Required work>
Pictures do not belong in your copy. Repeat all the other data exactly.
--- Start of Raw data ---
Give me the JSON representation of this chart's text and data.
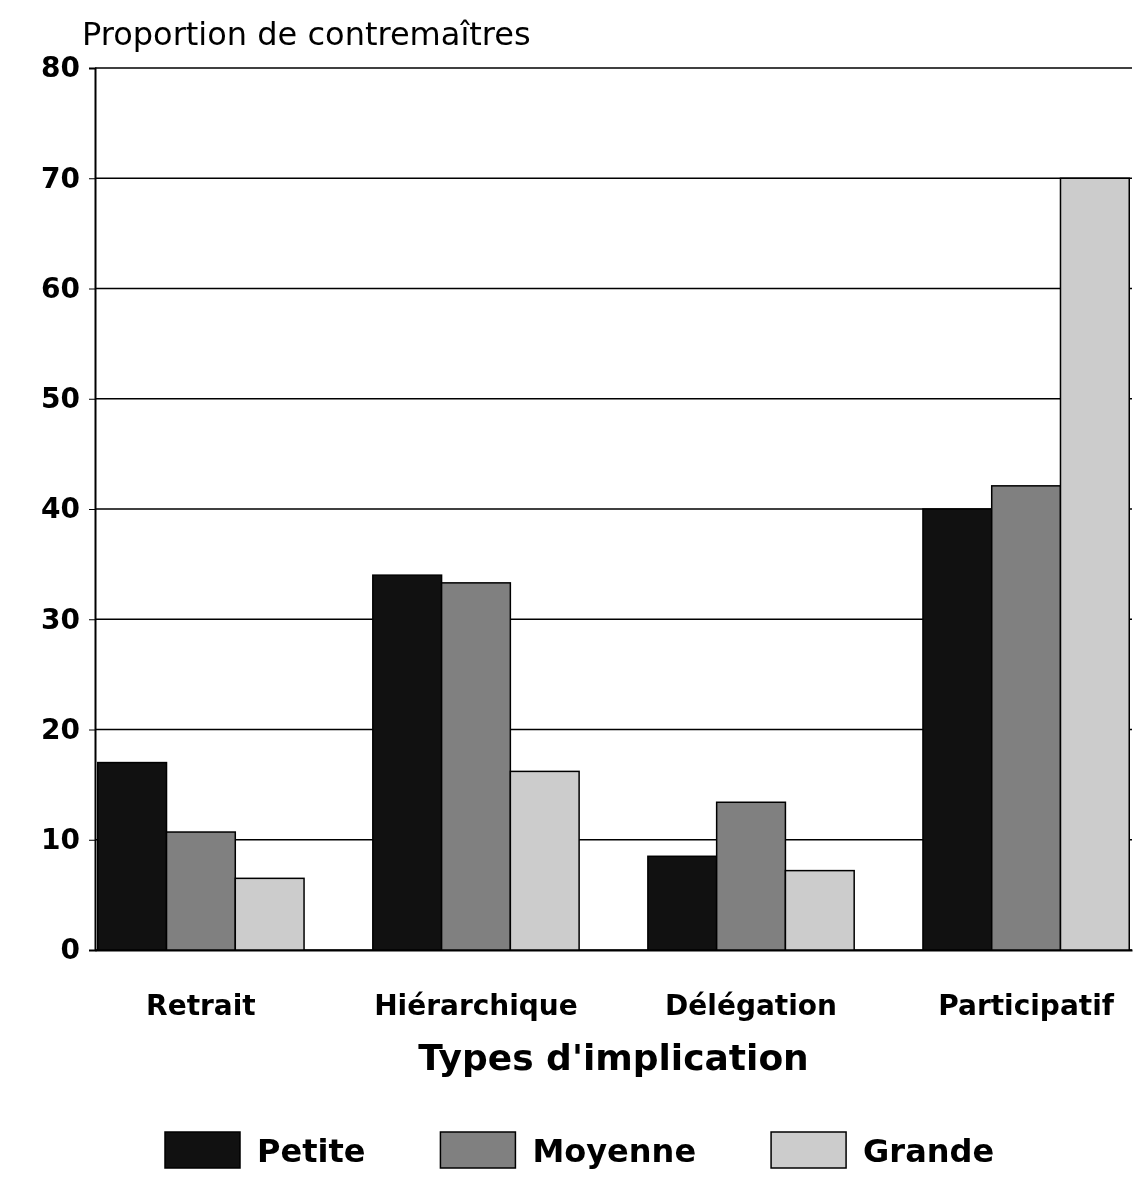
{
  "chart_data": {
    "type": "bar",
    "ylabel": "Proportion de contremaîtres",
    "xlabel": "Types d'implication",
    "categories": [
      "Retrait",
      "Hiérarchique",
      "Délégation",
      "Participatif"
    ],
    "series": [
      {
        "name": "Petite",
        "color": "#111111",
        "values": [
          17,
          34,
          8.5,
          40
        ]
      },
      {
        "name": "Moyenne",
        "color": "#808080",
        "values": [
          10.7,
          33.3,
          13.4,
          42.1
        ]
      },
      {
        "name": "Grande",
        "color": "#cccccc",
        "values": [
          6.5,
          16.2,
          7.2,
          70
        ]
      }
    ],
    "ylim": [
      0,
      80
    ],
    "yticks": [
      0,
      10,
      20,
      30,
      40,
      50,
      60,
      70,
      80
    ],
    "grid": "y",
    "legend": "bottom"
  }
}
--- End of Raw data ---
Task response>
Give me the JSON representation of this chart's text and data.
{
  "chart_data": {
    "type": "bar",
    "ylabel": "Proportion de contremaîtres",
    "xlabel": "Types d'implication",
    "categories": [
      "Retrait",
      "Hiérarchique",
      "Délégation",
      "Participatif"
    ],
    "series": [
      {
        "name": "Petite",
        "color": "#111111",
        "values": [
          17,
          34,
          8.5,
          40
        ]
      },
      {
        "name": "Moyenne",
        "color": "#808080",
        "values": [
          10.7,
          33.3,
          13.4,
          42.1
        ]
      },
      {
        "name": "Grande",
        "color": "#cccccc",
        "values": [
          6.5,
          16.2,
          7.2,
          70
        ]
      }
    ],
    "ylim": [
      0,
      80
    ],
    "yticks": [
      0,
      10,
      20,
      30,
      40,
      50,
      60,
      70,
      80
    ],
    "grid": "y",
    "legend": "bottom"
  }
}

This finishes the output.